TO DO:
Write out the records that appear below, verbatim and complete, but without pictures.

SOURCE RECORDS:

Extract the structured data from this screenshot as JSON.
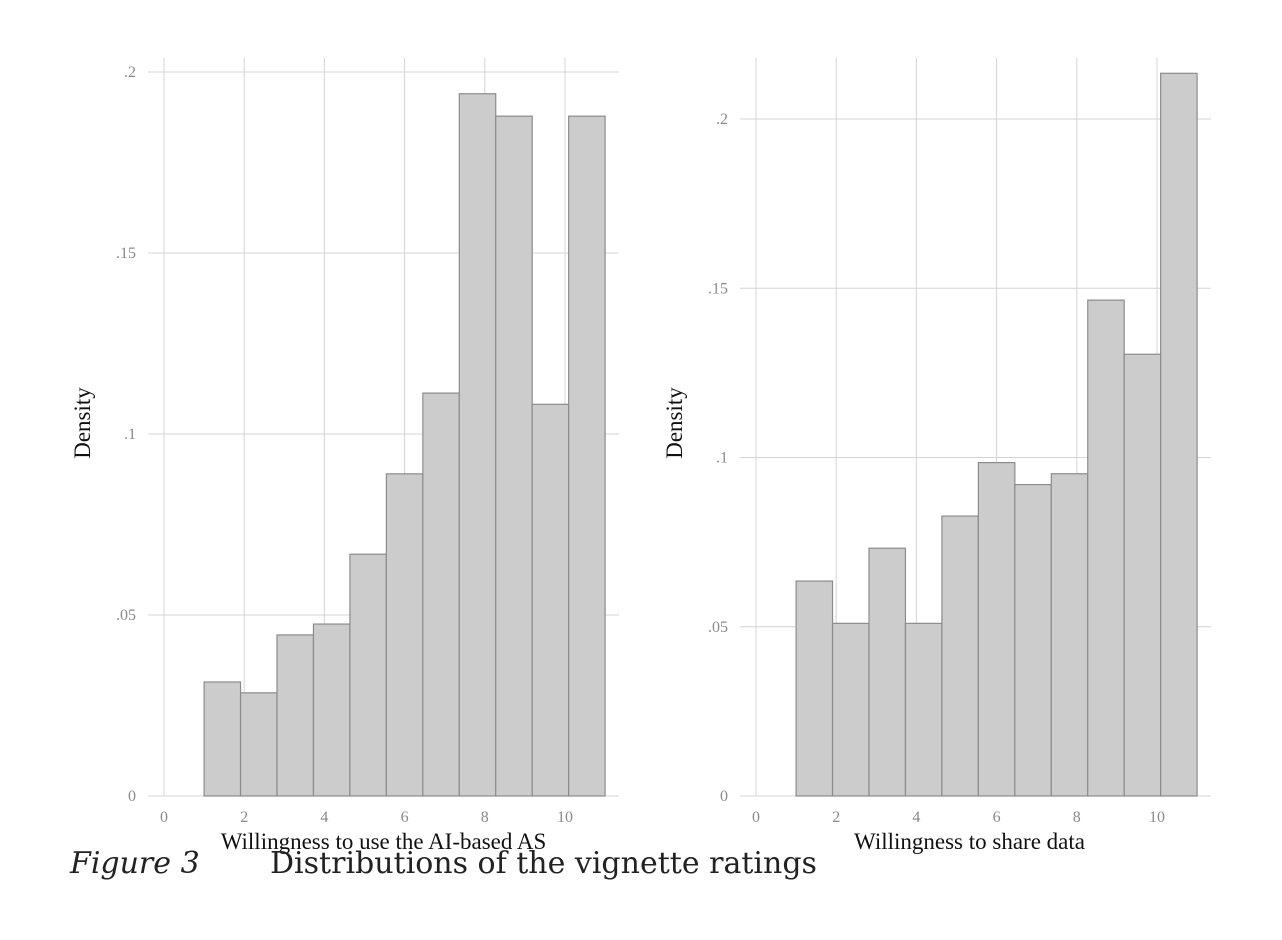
{
  "figure": {
    "label": "Figure 3",
    "title": "Distributions of the vignette ratings"
  },
  "colors": {
    "bar_fill": "#cccccc",
    "bar_stroke": "#8c8c8c",
    "grid": "#d4d4d4",
    "tick_text": "#8a8a8a",
    "axis_text": "#111111"
  },
  "chart_data": [
    {
      "type": "bar",
      "title": "",
      "xlabel": "Willingness to use the AI-based AS",
      "ylabel": "Density",
      "xlim": [
        -0.4,
        11.4
      ],
      "ylim": [
        0,
        0.2
      ],
      "x_ticks": [
        0,
        2,
        4,
        6,
        8,
        10
      ],
      "x_tick_labels": [
        "0",
        "2",
        "4",
        "6",
        "8",
        "10"
      ],
      "y_ticks": [
        0,
        0.05,
        0.1,
        0.15,
        0.2
      ],
      "y_tick_labels": [
        "0",
        ".05",
        ".1",
        ".15",
        ".2"
      ],
      "grid": true,
      "bin_edges": [
        1,
        1.909,
        2.818,
        3.727,
        4.636,
        5.545,
        6.455,
        7.364,
        8.273,
        9.182,
        10.091,
        11
      ],
      "values": [
        0.0315,
        0.0285,
        0.0445,
        0.0475,
        0.0668,
        0.089,
        0.1113,
        0.194,
        0.1878,
        0.1082,
        0.1878
      ]
    },
    {
      "type": "bar",
      "title": "",
      "xlabel": "Willingness to share data",
      "ylabel": "Density",
      "xlim": [
        -0.4,
        11.4
      ],
      "ylim": [
        0,
        0.2
      ],
      "x_ticks": [
        0,
        2,
        4,
        6,
        8,
        10
      ],
      "x_tick_labels": [
        "0",
        "2",
        "4",
        "6",
        "8",
        "10"
      ],
      "y_ticks": [
        0,
        0.05,
        0.1,
        0.15,
        0.2
      ],
      "y_tick_labels": [
        "0",
        ".05",
        ".1",
        ".15",
        ".2"
      ],
      "grid": true,
      "bin_edges": [
        1,
        1.909,
        2.818,
        3.727,
        4.636,
        5.545,
        6.455,
        7.364,
        8.273,
        9.182,
        10.091,
        11
      ],
      "values": [
        0.0635,
        0.051,
        0.0732,
        0.051,
        0.0827,
        0.0985,
        0.092,
        0.0952,
        0.1465,
        0.1305,
        0.2135
      ]
    }
  ]
}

RESULT OF THE TASK:
Extract the structured data from this screenshot as JSON.
{
  "figure": {
    "label": "Figure 3",
    "title": "Distributions of the vignette ratings"
  },
  "colors": {
    "bar_fill": "#cccccc",
    "bar_stroke": "#8c8c8c",
    "grid": "#d4d4d4",
    "tick_text": "#8a8a8a",
    "axis_text": "#111111"
  },
  "chart_data": [
    {
      "type": "bar",
      "title": "",
      "xlabel": "Willingness to use the AI-based AS",
      "ylabel": "Density",
      "xlim": [
        -0.4,
        11.4
      ],
      "ylim": [
        0,
        0.2
      ],
      "x_ticks": [
        0,
        2,
        4,
        6,
        8,
        10
      ],
      "x_tick_labels": [
        "0",
        "2",
        "4",
        "6",
        "8",
        "10"
      ],
      "y_ticks": [
        0,
        0.05,
        0.1,
        0.15,
        0.2
      ],
      "y_tick_labels": [
        "0",
        ".05",
        ".1",
        ".15",
        ".2"
      ],
      "grid": true,
      "bin_edges": [
        1,
        1.909,
        2.818,
        3.727,
        4.636,
        5.545,
        6.455,
        7.364,
        8.273,
        9.182,
        10.091,
        11
      ],
      "values": [
        0.0315,
        0.0285,
        0.0445,
        0.0475,
        0.0668,
        0.089,
        0.1113,
        0.194,
        0.1878,
        0.1082,
        0.1878
      ]
    },
    {
      "type": "bar",
      "title": "",
      "xlabel": "Willingness to share data",
      "ylabel": "Density",
      "xlim": [
        -0.4,
        11.4
      ],
      "ylim": [
        0,
        0.2
      ],
      "x_ticks": [
        0,
        2,
        4,
        6,
        8,
        10
      ],
      "x_tick_labels": [
        "0",
        "2",
        "4",
        "6",
        "8",
        "10"
      ],
      "y_ticks": [
        0,
        0.05,
        0.1,
        0.15,
        0.2
      ],
      "y_tick_labels": [
        "0",
        ".05",
        ".1",
        ".15",
        ".2"
      ],
      "grid": true,
      "bin_edges": [
        1,
        1.909,
        2.818,
        3.727,
        4.636,
        5.545,
        6.455,
        7.364,
        8.273,
        9.182,
        10.091,
        11
      ],
      "values": [
        0.0635,
        0.051,
        0.0732,
        0.051,
        0.0827,
        0.0985,
        0.092,
        0.0952,
        0.1465,
        0.1305,
        0.2135
      ]
    }
  ]
}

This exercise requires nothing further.